#### [EXERCISE INPUTS]
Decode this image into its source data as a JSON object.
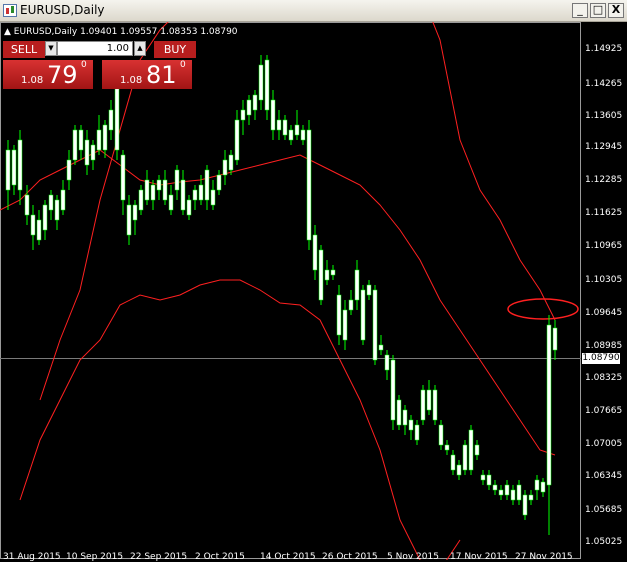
{
  "window": {
    "title": "EURUSD,Daily",
    "buttons": [
      "_",
      "□",
      "X"
    ],
    "icon": "chart-window-icon"
  },
  "chart": {
    "symbol_label": "EURUSD,Daily",
    "ohlc": "1.09401 1.09557 1.08353 1.08790",
    "current_price": "1.08790",
    "colors": {
      "background": "#000000",
      "candle": "#ffffff",
      "wick": "#00ff00",
      "bands": "#ff2020",
      "grid": "#ffffff"
    }
  },
  "trade_panel": {
    "sell_label": "SELL",
    "buy_label": "BUY",
    "lot": "1.00",
    "sell": {
      "small": "1.08",
      "big": "79",
      "sup": "0"
    },
    "buy": {
      "small": "1.08",
      "big": "81",
      "sup": "0"
    }
  },
  "price_axis": [
    "1.14925",
    "1.14265",
    "1.13605",
    "1.12945",
    "1.12285",
    "1.11625",
    "1.10965",
    "1.10305",
    "1.09645",
    "1.08985",
    "1.08325",
    "1.07665",
    "1.07005",
    "1.06345",
    "1.05685",
    "1.05025"
  ],
  "time_axis": [
    "31 Aug 2015",
    "10 Sep 2015",
    "22 Sep 2015",
    "2 Oct 2015",
    "14 Oct 2015",
    "26 Oct 2015",
    "5 Nov 2015",
    "17 Nov 2015",
    "27 Nov 2015"
  ]
}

#### [TASK TO COMPLETE]
Leave the pictures out, and print every line of the listing exactly as written.

#### [COMPLETE RESPONSE]
Decode this image into its source data as a JSON object.
{
  "window": {
    "title": "EURUSD,Daily",
    "buttons": [
      "_",
      "□",
      "X"
    ],
    "icon": "chart-window-icon"
  },
  "chart": {
    "symbol_label": "EURUSD,Daily",
    "ohlc": "1.09401 1.09557 1.08353 1.08790",
    "current_price": "1.08790",
    "colors": {
      "background": "#000000",
      "candle": "#ffffff",
      "wick": "#00ff00",
      "bands": "#ff2020",
      "grid": "#ffffff"
    }
  },
  "trade_panel": {
    "sell_label": "SELL",
    "buy_label": "BUY",
    "lot": "1.00",
    "sell": {
      "small": "1.08",
      "big": "79",
      "sup": "0"
    },
    "buy": {
      "small": "1.08",
      "big": "81",
      "sup": "0"
    }
  },
  "price_axis": [
    "1.14925",
    "1.14265",
    "1.13605",
    "1.12945",
    "1.12285",
    "1.11625",
    "1.10965",
    "1.10305",
    "1.09645",
    "1.08985",
    "1.08325",
    "1.07665",
    "1.07005",
    "1.06345",
    "1.05685",
    "1.05025"
  ],
  "time_axis": [
    "31 Aug 2015",
    "10 Sep 2015",
    "22 Sep 2015",
    "2 Oct 2015",
    "14 Oct 2015",
    "26 Oct 2015",
    "5 Nov 2015",
    "17 Nov 2015",
    "27 Nov 2015"
  ]
}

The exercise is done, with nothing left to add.